Aim of the exercise:
Only the lines from the one with "What data populates" to the last line belong in your answer; write them out exactly and drop the pictures.

---------- Data supplied

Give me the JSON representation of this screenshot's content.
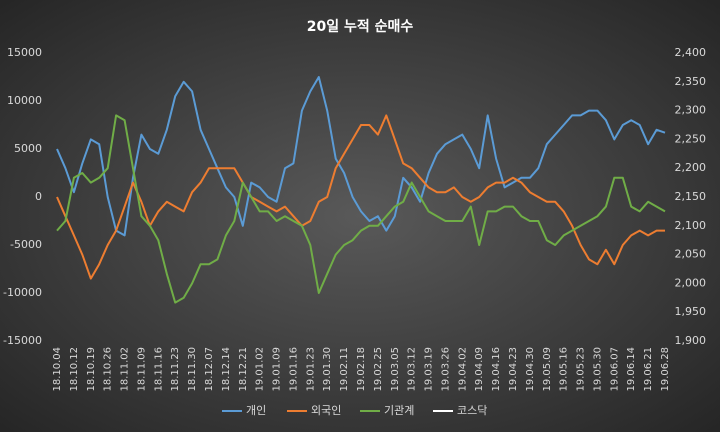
{
  "chart_data": {
    "type": "line",
    "title": "20일 누적 순매수",
    "categories": [
      "18.10.04",
      null,
      "18.10.12",
      null,
      "18.10.19",
      null,
      "18.10.26",
      null,
      "18.11.02",
      null,
      "18.11.09",
      null,
      "18.11.16",
      null,
      "18.11.23",
      null,
      "18.11.30",
      null,
      "18.12.07",
      null,
      "18.12.14",
      null,
      "18.12.21",
      null,
      "19.01.02",
      null,
      "19.01.09",
      null,
      "19.01.16",
      null,
      "19.01.23",
      null,
      "19.01.30",
      null,
      "19.02.11",
      null,
      "19.02.18",
      null,
      "19.02.25",
      null,
      "19.03.05",
      null,
      "19.03.12",
      null,
      "19.03.19",
      null,
      "19.03.26",
      null,
      "19.04.02",
      null,
      "19.04.09",
      null,
      "19.04.16",
      null,
      "19.04.23",
      null,
      "19.04.30",
      null,
      "19.05.09",
      null,
      "19.05.16",
      null,
      "19.05.23",
      null,
      "19.05.30",
      null,
      "19.06.07",
      null,
      "19.06.14",
      null,
      "19.06.21",
      null,
      "19.06.28"
    ],
    "series": [
      {
        "name": "개인",
        "color": "#5b9bd5",
        "values": [
          5000,
          3000,
          500,
          3500,
          6000,
          5500,
          0,
          -3500,
          -4000,
          2000,
          6500,
          5000,
          4500,
          7000,
          10500,
          12000,
          11000,
          7000,
          5000,
          3000,
          1000,
          0,
          -3000,
          1500,
          1000,
          0,
          -500,
          3000,
          3500,
          9000,
          11000,
          12500,
          9000,
          4000,
          2500,
          0,
          -1500,
          -2500,
          -2000,
          -3500,
          -2000,
          2000,
          1000,
          -500,
          2500,
          4500,
          5500,
          6000,
          6500,
          5000,
          3000,
          8500,
          4000,
          1000,
          1500,
          2000,
          2000,
          3000,
          5500,
          6500,
          7500,
          8500,
          8500,
          9000,
          9000,
          8000,
          6000,
          7500,
          8000,
          7500,
          5500,
          7000,
          6700
        ]
      },
      {
        "name": "외국인",
        "color": "#ed7d31",
        "values": [
          0,
          -2000,
          -4000,
          -6000,
          -8500,
          -7000,
          -5000,
          -3500,
          -1000,
          1500,
          -500,
          -3000,
          -1500,
          -500,
          -1000,
          -1500,
          500,
          1500,
          3000,
          3000,
          3000,
          3000,
          1500,
          0,
          -500,
          -1000,
          -1500,
          -1000,
          -2000,
          -3000,
          -2500,
          -500,
          0,
          3000,
          4500,
          6000,
          7500,
          7500,
          6500,
          8500,
          6000,
          3500,
          3000,
          2000,
          1000,
          500,
          500,
          1000,
          0,
          -500,
          0,
          1000,
          1500,
          1500,
          2000,
          1500,
          500,
          0,
          -500,
          -500,
          -1500,
          -3000,
          -5000,
          -6500,
          -7000,
          -5500,
          -7000,
          -5000,
          -4000,
          -3500,
          -4000,
          -3500,
          -3500
        ]
      },
      {
        "name": "기관계",
        "color": "#70ad47",
        "values": [
          -3500,
          -2500,
          2000,
          2500,
          1500,
          2000,
          3000,
          8500,
          8000,
          3000,
          -2000,
          -3000,
          -4500,
          -8000,
          -11000,
          -10500,
          -9000,
          -7000,
          -7000,
          -6500,
          -4000,
          -2500,
          1500,
          0,
          -1500,
          -1500,
          -2500,
          -2000,
          -2500,
          -3000,
          -5000,
          -10000,
          -8000,
          -6000,
          -5000,
          -4500,
          -3500,
          -3000,
          -3000,
          -2000,
          -1000,
          -500,
          1500,
          0,
          -1500,
          -2000,
          -2500,
          -2500,
          -2500,
          -1000,
          -5000,
          -1500,
          -1500,
          -1000,
          -1000,
          -2000,
          -2500,
          -2500,
          -4500,
          -5000,
          -4000,
          -3500,
          -3000,
          -2500,
          -2000,
          -1000,
          2000,
          2000,
          -1000,
          -1500,
          -500,
          -1000,
          -1500
        ]
      },
      {
        "name": "코스닥",
        "color": "#ffffff",
        "axis": "y2",
        "values": [
          null,
          null,
          null,
          null,
          null,
          null,
          null,
          null,
          null,
          null,
          null,
          null,
          null,
          null,
          null,
          null,
          null,
          null,
          null,
          null,
          null,
          null,
          null,
          null,
          null,
          null,
          null,
          null,
          null,
          null,
          null,
          null,
          null,
          null,
          null,
          null,
          null,
          null,
          null,
          null,
          null,
          null,
          null,
          null,
          null,
          null,
          null,
          null,
          null,
          null,
          null,
          null,
          null,
          null,
          null,
          null,
          null,
          null,
          null,
          null,
          null,
          null,
          null,
          null,
          null,
          null,
          null,
          null,
          null,
          null,
          null,
          null,
          null
        ]
      }
    ],
    "ylim": [
      -15000,
      15000
    ],
    "yticks": [
      -15000,
      -10000,
      -5000,
      0,
      5000,
      10000,
      15000
    ],
    "y2lim": [
      1900,
      2400
    ],
    "y2ticks": [
      {
        "value": 1900,
        "label": "1,900"
      },
      {
        "value": 1950,
        "label": "1,950"
      },
      {
        "value": 2000,
        "label": "2,000"
      },
      {
        "value": 2050,
        "label": "2,050"
      },
      {
        "value": 2100,
        "label": "2,100"
      },
      {
        "value": 2150,
        "label": "2,150"
      },
      {
        "value": 2200,
        "label": "2,200"
      },
      {
        "value": 2250,
        "label": "2,250"
      },
      {
        "value": 2300,
        "label": "2,300"
      },
      {
        "value": 2350,
        "label": "2,350"
      },
      {
        "value": 2400,
        "label": "2,400"
      }
    ],
    "grid": false,
    "legend": "bottom"
  }
}
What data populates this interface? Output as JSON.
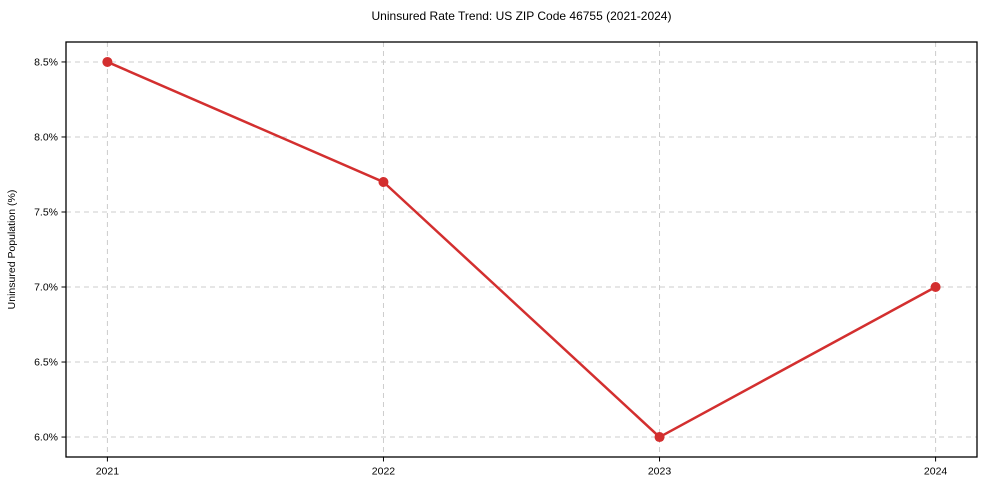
{
  "chart_data": {
    "type": "line",
    "title": "Uninsured Rate Trend: US ZIP Code 46755 (2021-2024)",
    "xlabel": "",
    "ylabel": "Uninsured Population (%)",
    "x": [
      2021,
      2022,
      2023,
      2024
    ],
    "x_tick_labels": [
      "2021",
      "2022",
      "2023",
      "2024"
    ],
    "series": [
      {
        "name": "Uninsured Rate",
        "values": [
          8.5,
          7.7,
          6.0,
          7.0
        ]
      }
    ],
    "yticks": [
      6.0,
      6.5,
      7.0,
      7.5,
      8.0,
      8.5
    ],
    "y_tick_labels": [
      "6.0%",
      "6.5%",
      "7.0%",
      "7.5%",
      "8.0%",
      "8.5%"
    ],
    "ylim": [
      5.867,
      8.633
    ],
    "xlim": [
      2020.85,
      2024.15
    ],
    "grid": "dashed",
    "legend_position": "none",
    "colors": {
      "line": "#d32f2f",
      "marker": "#d32f2f",
      "grid": "#cccccc",
      "axis_frame": "#000000",
      "text": "#000000",
      "background": "#ffffff"
    },
    "marker": "circle",
    "line_width": 2.5,
    "marker_radius": 5
  }
}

--------------------

Worked answer:
What data populates this interface? Output as JSON.
{
  "chart_data": {
    "type": "line",
    "title": "Uninsured Rate Trend: US ZIP Code 46755 (2021-2024)",
    "xlabel": "",
    "ylabel": "Uninsured Population (%)",
    "x": [
      2021,
      2022,
      2023,
      2024
    ],
    "x_tick_labels": [
      "2021",
      "2022",
      "2023",
      "2024"
    ],
    "series": [
      {
        "name": "Uninsured Rate",
        "values": [
          8.5,
          7.7,
          6.0,
          7.0
        ]
      }
    ],
    "yticks": [
      6.0,
      6.5,
      7.0,
      7.5,
      8.0,
      8.5
    ],
    "y_tick_labels": [
      "6.0%",
      "6.5%",
      "7.0%",
      "7.5%",
      "8.0%",
      "8.5%"
    ],
    "ylim": [
      5.867,
      8.633
    ],
    "xlim": [
      2020.85,
      2024.15
    ],
    "grid": "dashed",
    "legend_position": "none",
    "colors": {
      "line": "#d32f2f",
      "marker": "#d32f2f",
      "grid": "#cccccc",
      "axis_frame": "#000000",
      "text": "#000000",
      "background": "#ffffff"
    },
    "marker": "circle",
    "line_width": 2.5,
    "marker_radius": 5
  }
}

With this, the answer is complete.